Copy down all of the data underneath, exactly as shown.
** Start of Data to process **
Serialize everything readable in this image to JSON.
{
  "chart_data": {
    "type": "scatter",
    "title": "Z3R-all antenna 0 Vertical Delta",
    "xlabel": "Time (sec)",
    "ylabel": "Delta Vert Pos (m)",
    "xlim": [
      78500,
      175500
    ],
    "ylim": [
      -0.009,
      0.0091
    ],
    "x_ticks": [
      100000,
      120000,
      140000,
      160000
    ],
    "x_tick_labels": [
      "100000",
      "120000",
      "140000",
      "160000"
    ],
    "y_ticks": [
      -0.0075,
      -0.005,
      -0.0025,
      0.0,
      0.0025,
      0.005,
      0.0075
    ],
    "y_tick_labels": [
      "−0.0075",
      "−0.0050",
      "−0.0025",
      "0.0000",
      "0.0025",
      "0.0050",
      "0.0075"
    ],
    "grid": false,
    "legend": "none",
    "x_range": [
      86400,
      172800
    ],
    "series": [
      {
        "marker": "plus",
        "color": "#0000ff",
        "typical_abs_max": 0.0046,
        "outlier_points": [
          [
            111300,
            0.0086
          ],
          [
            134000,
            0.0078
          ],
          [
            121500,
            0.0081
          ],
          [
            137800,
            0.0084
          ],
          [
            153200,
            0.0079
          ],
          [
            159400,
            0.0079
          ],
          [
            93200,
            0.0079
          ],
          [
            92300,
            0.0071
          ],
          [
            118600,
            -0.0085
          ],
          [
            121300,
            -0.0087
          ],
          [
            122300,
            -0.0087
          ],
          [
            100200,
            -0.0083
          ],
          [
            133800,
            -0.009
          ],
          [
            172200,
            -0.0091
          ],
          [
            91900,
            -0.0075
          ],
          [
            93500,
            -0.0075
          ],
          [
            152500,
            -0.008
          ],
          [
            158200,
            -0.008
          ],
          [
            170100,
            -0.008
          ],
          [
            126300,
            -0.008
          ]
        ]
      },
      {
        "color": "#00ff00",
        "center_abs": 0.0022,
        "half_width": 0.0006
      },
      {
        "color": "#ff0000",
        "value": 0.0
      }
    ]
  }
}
** End of Data to process **
• Finished answer:
Serialize everything readable in this image to JSON.
{
  "chart_data": {
    "type": "scatter",
    "title": "Z3R-all antenna 0 Vertical Delta",
    "xlabel": "Time (sec)",
    "ylabel": "Delta Vert Pos (m)",
    "xlim": [
      78500,
      175500
    ],
    "ylim": [
      -0.009,
      0.0091
    ],
    "x_ticks": [
      100000,
      120000,
      140000,
      160000
    ],
    "x_tick_labels": [
      "100000",
      "120000",
      "140000",
      "160000"
    ],
    "y_ticks": [
      -0.0075,
      -0.005,
      -0.0025,
      0.0,
      0.0025,
      0.005,
      0.0075
    ],
    "y_tick_labels": [
      "−0.0075",
      "−0.0050",
      "−0.0025",
      "0.0000",
      "0.0025",
      "0.0050",
      "0.0075"
    ],
    "grid": false,
    "legend": "none",
    "x_range": [
      86400,
      172800
    ],
    "series": [
      {
        "marker": "plus",
        "color": "#0000ff",
        "typical_abs_max": 0.0046,
        "outlier_points": [
          [
            111300,
            0.0086
          ],
          [
            134000,
            0.0078
          ],
          [
            121500,
            0.0081
          ],
          [
            137800,
            0.0084
          ],
          [
            153200,
            0.0079
          ],
          [
            159400,
            0.0079
          ],
          [
            93200,
            0.0079
          ],
          [
            92300,
            0.0071
          ],
          [
            118600,
            -0.0085
          ],
          [
            121300,
            -0.0087
          ],
          [
            122300,
            -0.0087
          ],
          [
            100200,
            -0.0083
          ],
          [
            133800,
            -0.009
          ],
          [
            172200,
            -0.0091
          ],
          [
            91900,
            -0.0075
          ],
          [
            93500,
            -0.0075
          ],
          [
            152500,
            -0.008
          ],
          [
            158200,
            -0.008
          ],
          [
            170100,
            -0.008
          ],
          [
            126300,
            -0.008
          ]
        ]
      },
      {
        "color": "#00ff00",
        "center_abs": 0.0022,
        "half_width": 0.0006
      },
      {
        "color": "#ff0000",
        "value": 0.0
      }
    ]
  }
}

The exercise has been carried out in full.